* [WORK TO COMPLETE]: The entries below should be quoted exactly, with no pictures carried over.

[BEGIN ENTRIES SHOWN]

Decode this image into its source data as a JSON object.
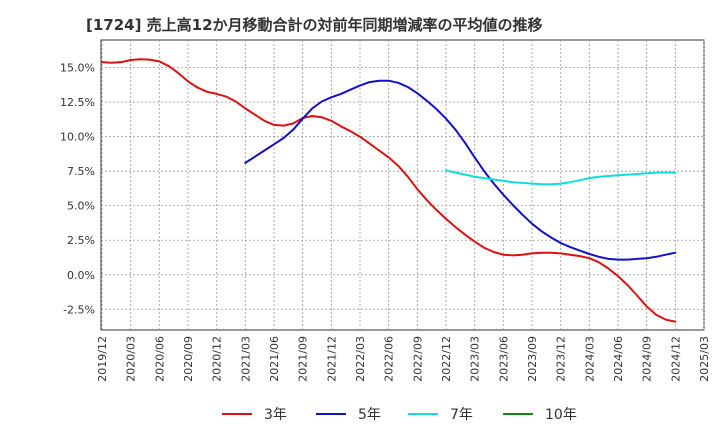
{
  "chart_data": {
    "type": "line",
    "title": "[1724]  売上高12か月移動合計の対前年同期増減率の平均値の推移",
    "xlabel": "",
    "ylabel": "",
    "x_ticks": [
      "2019/12",
      "2020/03",
      "2020/06",
      "2020/09",
      "2020/12",
      "2021/03",
      "2021/06",
      "2021/09",
      "2021/12",
      "2022/03",
      "2022/06",
      "2022/09",
      "2022/12",
      "2023/03",
      "2023/06",
      "2023/09",
      "2023/12",
      "2024/03",
      "2024/06",
      "2024/09",
      "2024/12",
      "2025/03"
    ],
    "y_ticks": [
      "15.0%",
      "12.5%",
      "10.0%",
      "7.5%",
      "5.0%",
      "2.5%",
      "0.0%",
      "-2.5%"
    ],
    "ylim": [
      -4.0,
      17.0
    ],
    "grid": true,
    "legend_position": "bottom",
    "series": [
      {
        "name": "3年",
        "color": "#dd1111",
        "points": [
          [
            "2019/12",
            15.4
          ],
          [
            "2020/01",
            15.35
          ],
          [
            "2020/02",
            15.4
          ],
          [
            "2020/03",
            15.55
          ],
          [
            "2020/04",
            15.6
          ],
          [
            "2020/05",
            15.58
          ],
          [
            "2020/06",
            15.45
          ],
          [
            "2020/07",
            15.1
          ],
          [
            "2020/08",
            14.6
          ],
          [
            "2020/09",
            14.0
          ],
          [
            "2020/10",
            13.55
          ],
          [
            "2020/11",
            13.25
          ],
          [
            "2020/12",
            13.1
          ],
          [
            "2021/01",
            12.9
          ],
          [
            "2021/02",
            12.55
          ],
          [
            "2021/03",
            12.05
          ],
          [
            "2021/04",
            11.6
          ],
          [
            "2021/05",
            11.15
          ],
          [
            "2021/06",
            10.85
          ],
          [
            "2021/07",
            10.8
          ],
          [
            "2021/08",
            10.95
          ],
          [
            "2021/09",
            11.35
          ],
          [
            "2021/10",
            11.5
          ],
          [
            "2021/11",
            11.4
          ],
          [
            "2021/12",
            11.15
          ],
          [
            "2022/01",
            10.75
          ],
          [
            "2022/02",
            10.4
          ],
          [
            "2022/03",
            10.0
          ],
          [
            "2022/04",
            9.5
          ],
          [
            "2022/05",
            9.0
          ],
          [
            "2022/06",
            8.5
          ],
          [
            "2022/07",
            7.9
          ],
          [
            "2022/08",
            7.1
          ],
          [
            "2022/09",
            6.2
          ],
          [
            "2022/10",
            5.4
          ],
          [
            "2022/11",
            4.7
          ],
          [
            "2022/12",
            4.05
          ],
          [
            "2023/01",
            3.45
          ],
          [
            "2023/02",
            2.9
          ],
          [
            "2023/03",
            2.4
          ],
          [
            "2023/04",
            1.95
          ],
          [
            "2023/05",
            1.65
          ],
          [
            "2023/06",
            1.45
          ],
          [
            "2023/07",
            1.4
          ],
          [
            "2023/08",
            1.45
          ],
          [
            "2023/09",
            1.55
          ],
          [
            "2023/10",
            1.6
          ],
          [
            "2023/11",
            1.6
          ],
          [
            "2023/12",
            1.55
          ],
          [
            "2024/01",
            1.45
          ],
          [
            "2024/02",
            1.35
          ],
          [
            "2024/03",
            1.2
          ],
          [
            "2024/04",
            0.9
          ],
          [
            "2024/05",
            0.45
          ],
          [
            "2024/06",
            -0.1
          ],
          [
            "2024/07",
            -0.75
          ],
          [
            "2024/08",
            -1.5
          ],
          [
            "2024/09",
            -2.3
          ],
          [
            "2024/10",
            -2.9
          ],
          [
            "2024/11",
            -3.25
          ],
          [
            "2024/12",
            -3.4
          ]
        ]
      },
      {
        "name": "5年",
        "color": "#1111cc",
        "points": [
          [
            "2021/03",
            8.1
          ],
          [
            "2021/04",
            8.55
          ],
          [
            "2021/05",
            9.0
          ],
          [
            "2021/06",
            9.45
          ],
          [
            "2021/07",
            9.9
          ],
          [
            "2021/08",
            10.5
          ],
          [
            "2021/09",
            11.3
          ],
          [
            "2021/10",
            12.05
          ],
          [
            "2021/11",
            12.55
          ],
          [
            "2021/12",
            12.85
          ],
          [
            "2022/01",
            13.1
          ],
          [
            "2022/02",
            13.4
          ],
          [
            "2022/03",
            13.7
          ],
          [
            "2022/04",
            13.95
          ],
          [
            "2022/05",
            14.05
          ],
          [
            "2022/06",
            14.05
          ],
          [
            "2022/07",
            13.9
          ],
          [
            "2022/08",
            13.6
          ],
          [
            "2022/09",
            13.15
          ],
          [
            "2022/10",
            12.6
          ],
          [
            "2022/11",
            12.0
          ],
          [
            "2022/12",
            11.3
          ],
          [
            "2023/01",
            10.5
          ],
          [
            "2023/02",
            9.55
          ],
          [
            "2023/03",
            8.5
          ],
          [
            "2023/04",
            7.5
          ],
          [
            "2023/05",
            6.6
          ],
          [
            "2023/06",
            5.8
          ],
          [
            "2023/07",
            5.05
          ],
          [
            "2023/08",
            4.35
          ],
          [
            "2023/09",
            3.7
          ],
          [
            "2023/10",
            3.15
          ],
          [
            "2023/11",
            2.7
          ],
          [
            "2023/12",
            2.3
          ],
          [
            "2024/01",
            2.0
          ],
          [
            "2024/02",
            1.75
          ],
          [
            "2024/03",
            1.5
          ],
          [
            "2024/04",
            1.3
          ],
          [
            "2024/05",
            1.15
          ],
          [
            "2024/06",
            1.1
          ],
          [
            "2024/07",
            1.1
          ],
          [
            "2024/08",
            1.15
          ],
          [
            "2024/09",
            1.2
          ],
          [
            "2024/10",
            1.3
          ],
          [
            "2024/11",
            1.45
          ],
          [
            "2024/12",
            1.6
          ]
        ]
      },
      {
        "name": "7年",
        "color": "#11dddd",
        "points": [
          [
            "2022/12",
            7.55
          ],
          [
            "2023/01",
            7.4
          ],
          [
            "2023/02",
            7.25
          ],
          [
            "2023/03",
            7.1
          ],
          [
            "2023/04",
            7.0
          ],
          [
            "2023/05",
            6.9
          ],
          [
            "2023/06",
            6.8
          ],
          [
            "2023/07",
            6.7
          ],
          [
            "2023/08",
            6.65
          ],
          [
            "2023/09",
            6.6
          ],
          [
            "2023/10",
            6.55
          ],
          [
            "2023/11",
            6.55
          ],
          [
            "2023/12",
            6.6
          ],
          [
            "2024/01",
            6.7
          ],
          [
            "2024/02",
            6.85
          ],
          [
            "2024/03",
            7.0
          ],
          [
            "2024/04",
            7.1
          ],
          [
            "2024/05",
            7.15
          ],
          [
            "2024/06",
            7.2
          ],
          [
            "2024/07",
            7.25
          ],
          [
            "2024/08",
            7.3
          ],
          [
            "2024/09",
            7.35
          ],
          [
            "2024/10",
            7.4
          ],
          [
            "2024/11",
            7.4
          ],
          [
            "2024/12",
            7.4
          ]
        ]
      },
      {
        "name": "10年",
        "color": "#118811",
        "points": []
      }
    ]
  }
}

[END ENTRIES SHOWN]

* [WRITTEN RESPONSE]:
Decode this image into its source data as a JSON object.
{
  "chart_data": {
    "type": "line",
    "title": "[1724]  売上高12か月移動合計の対前年同期増減率の平均値の推移",
    "xlabel": "",
    "ylabel": "",
    "x_ticks": [
      "2019/12",
      "2020/03",
      "2020/06",
      "2020/09",
      "2020/12",
      "2021/03",
      "2021/06",
      "2021/09",
      "2021/12",
      "2022/03",
      "2022/06",
      "2022/09",
      "2022/12",
      "2023/03",
      "2023/06",
      "2023/09",
      "2023/12",
      "2024/03",
      "2024/06",
      "2024/09",
      "2024/12",
      "2025/03"
    ],
    "y_ticks": [
      "15.0%",
      "12.5%",
      "10.0%",
      "7.5%",
      "5.0%",
      "2.5%",
      "0.0%",
      "-2.5%"
    ],
    "ylim": [
      -4.0,
      17.0
    ],
    "grid": true,
    "legend_position": "bottom",
    "series": [
      {
        "name": "3年",
        "color": "#dd1111",
        "points": [
          [
            "2019/12",
            15.4
          ],
          [
            "2020/01",
            15.35
          ],
          [
            "2020/02",
            15.4
          ],
          [
            "2020/03",
            15.55
          ],
          [
            "2020/04",
            15.6
          ],
          [
            "2020/05",
            15.58
          ],
          [
            "2020/06",
            15.45
          ],
          [
            "2020/07",
            15.1
          ],
          [
            "2020/08",
            14.6
          ],
          [
            "2020/09",
            14.0
          ],
          [
            "2020/10",
            13.55
          ],
          [
            "2020/11",
            13.25
          ],
          [
            "2020/12",
            13.1
          ],
          [
            "2021/01",
            12.9
          ],
          [
            "2021/02",
            12.55
          ],
          [
            "2021/03",
            12.05
          ],
          [
            "2021/04",
            11.6
          ],
          [
            "2021/05",
            11.15
          ],
          [
            "2021/06",
            10.85
          ],
          [
            "2021/07",
            10.8
          ],
          [
            "2021/08",
            10.95
          ],
          [
            "2021/09",
            11.35
          ],
          [
            "2021/10",
            11.5
          ],
          [
            "2021/11",
            11.4
          ],
          [
            "2021/12",
            11.15
          ],
          [
            "2022/01",
            10.75
          ],
          [
            "2022/02",
            10.4
          ],
          [
            "2022/03",
            10.0
          ],
          [
            "2022/04",
            9.5
          ],
          [
            "2022/05",
            9.0
          ],
          [
            "2022/06",
            8.5
          ],
          [
            "2022/07",
            7.9
          ],
          [
            "2022/08",
            7.1
          ],
          [
            "2022/09",
            6.2
          ],
          [
            "2022/10",
            5.4
          ],
          [
            "2022/11",
            4.7
          ],
          [
            "2022/12",
            4.05
          ],
          [
            "2023/01",
            3.45
          ],
          [
            "2023/02",
            2.9
          ],
          [
            "2023/03",
            2.4
          ],
          [
            "2023/04",
            1.95
          ],
          [
            "2023/05",
            1.65
          ],
          [
            "2023/06",
            1.45
          ],
          [
            "2023/07",
            1.4
          ],
          [
            "2023/08",
            1.45
          ],
          [
            "2023/09",
            1.55
          ],
          [
            "2023/10",
            1.6
          ],
          [
            "2023/11",
            1.6
          ],
          [
            "2023/12",
            1.55
          ],
          [
            "2024/01",
            1.45
          ],
          [
            "2024/02",
            1.35
          ],
          [
            "2024/03",
            1.2
          ],
          [
            "2024/04",
            0.9
          ],
          [
            "2024/05",
            0.45
          ],
          [
            "2024/06",
            -0.1
          ],
          [
            "2024/07",
            -0.75
          ],
          [
            "2024/08",
            -1.5
          ],
          [
            "2024/09",
            -2.3
          ],
          [
            "2024/10",
            -2.9
          ],
          [
            "2024/11",
            -3.25
          ],
          [
            "2024/12",
            -3.4
          ]
        ]
      },
      {
        "name": "5年",
        "color": "#1111cc",
        "points": [
          [
            "2021/03",
            8.1
          ],
          [
            "2021/04",
            8.55
          ],
          [
            "2021/05",
            9.0
          ],
          [
            "2021/06",
            9.45
          ],
          [
            "2021/07",
            9.9
          ],
          [
            "2021/08",
            10.5
          ],
          [
            "2021/09",
            11.3
          ],
          [
            "2021/10",
            12.05
          ],
          [
            "2021/11",
            12.55
          ],
          [
            "2021/12",
            12.85
          ],
          [
            "2022/01",
            13.1
          ],
          [
            "2022/02",
            13.4
          ],
          [
            "2022/03",
            13.7
          ],
          [
            "2022/04",
            13.95
          ],
          [
            "2022/05",
            14.05
          ],
          [
            "2022/06",
            14.05
          ],
          [
            "2022/07",
            13.9
          ],
          [
            "2022/08",
            13.6
          ],
          [
            "2022/09",
            13.15
          ],
          [
            "2022/10",
            12.6
          ],
          [
            "2022/11",
            12.0
          ],
          [
            "2022/12",
            11.3
          ],
          [
            "2023/01",
            10.5
          ],
          [
            "2023/02",
            9.55
          ],
          [
            "2023/03",
            8.5
          ],
          [
            "2023/04",
            7.5
          ],
          [
            "2023/05",
            6.6
          ],
          [
            "2023/06",
            5.8
          ],
          [
            "2023/07",
            5.05
          ],
          [
            "2023/08",
            4.35
          ],
          [
            "2023/09",
            3.7
          ],
          [
            "2023/10",
            3.15
          ],
          [
            "2023/11",
            2.7
          ],
          [
            "2023/12",
            2.3
          ],
          [
            "2024/01",
            2.0
          ],
          [
            "2024/02",
            1.75
          ],
          [
            "2024/03",
            1.5
          ],
          [
            "2024/04",
            1.3
          ],
          [
            "2024/05",
            1.15
          ],
          [
            "2024/06",
            1.1
          ],
          [
            "2024/07",
            1.1
          ],
          [
            "2024/08",
            1.15
          ],
          [
            "2024/09",
            1.2
          ],
          [
            "2024/10",
            1.3
          ],
          [
            "2024/11",
            1.45
          ],
          [
            "2024/12",
            1.6
          ]
        ]
      },
      {
        "name": "7年",
        "color": "#11dddd",
        "points": [
          [
            "2022/12",
            7.55
          ],
          [
            "2023/01",
            7.4
          ],
          [
            "2023/02",
            7.25
          ],
          [
            "2023/03",
            7.1
          ],
          [
            "2023/04",
            7.0
          ],
          [
            "2023/05",
            6.9
          ],
          [
            "2023/06",
            6.8
          ],
          [
            "2023/07",
            6.7
          ],
          [
            "2023/08",
            6.65
          ],
          [
            "2023/09",
            6.6
          ],
          [
            "2023/10",
            6.55
          ],
          [
            "2023/11",
            6.55
          ],
          [
            "2023/12",
            6.6
          ],
          [
            "2024/01",
            6.7
          ],
          [
            "2024/02",
            6.85
          ],
          [
            "2024/03",
            7.0
          ],
          [
            "2024/04",
            7.1
          ],
          [
            "2024/05",
            7.15
          ],
          [
            "2024/06",
            7.2
          ],
          [
            "2024/07",
            7.25
          ],
          [
            "2024/08",
            7.3
          ],
          [
            "2024/09",
            7.35
          ],
          [
            "2024/10",
            7.4
          ],
          [
            "2024/11",
            7.4
          ],
          [
            "2024/12",
            7.4
          ]
        ]
      },
      {
        "name": "10年",
        "color": "#118811",
        "points": []
      }
    ]
  }
}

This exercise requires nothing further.